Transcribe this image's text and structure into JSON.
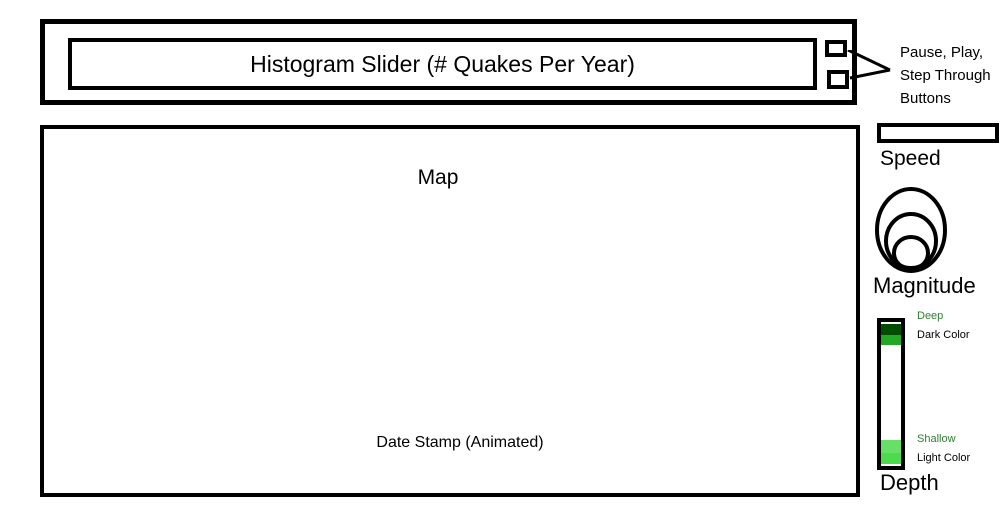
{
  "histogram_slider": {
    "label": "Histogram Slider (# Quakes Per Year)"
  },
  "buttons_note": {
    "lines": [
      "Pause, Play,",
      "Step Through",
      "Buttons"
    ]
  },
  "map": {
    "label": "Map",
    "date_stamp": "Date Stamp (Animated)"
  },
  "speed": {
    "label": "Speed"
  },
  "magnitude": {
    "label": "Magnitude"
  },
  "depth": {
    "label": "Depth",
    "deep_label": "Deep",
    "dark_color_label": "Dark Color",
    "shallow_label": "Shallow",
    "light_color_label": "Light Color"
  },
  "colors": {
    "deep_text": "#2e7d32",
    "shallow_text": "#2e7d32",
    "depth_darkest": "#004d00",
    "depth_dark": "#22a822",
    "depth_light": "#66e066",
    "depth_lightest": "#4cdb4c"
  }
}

───

(YOUR TASK) Write every record out again exactly; no pictures belong in the copy.

(THE OUTPUT)
Transcribe this image's text and structure into JSON.
{
  "histogram_slider": {
    "label": "Histogram Slider (# Quakes Per Year)"
  },
  "buttons_note": {
    "lines": [
      "Pause, Play,",
      "Step Through",
      "Buttons"
    ]
  },
  "map": {
    "label": "Map",
    "date_stamp": "Date Stamp (Animated)"
  },
  "speed": {
    "label": "Speed"
  },
  "magnitude": {
    "label": "Magnitude"
  },
  "depth": {
    "label": "Depth",
    "deep_label": "Deep",
    "dark_color_label": "Dark Color",
    "shallow_label": "Shallow",
    "light_color_label": "Light Color"
  },
  "colors": {
    "deep_text": "#2e7d32",
    "shallow_text": "#2e7d32",
    "depth_darkest": "#004d00",
    "depth_dark": "#22a822",
    "depth_light": "#66e066",
    "depth_lightest": "#4cdb4c"
  }
}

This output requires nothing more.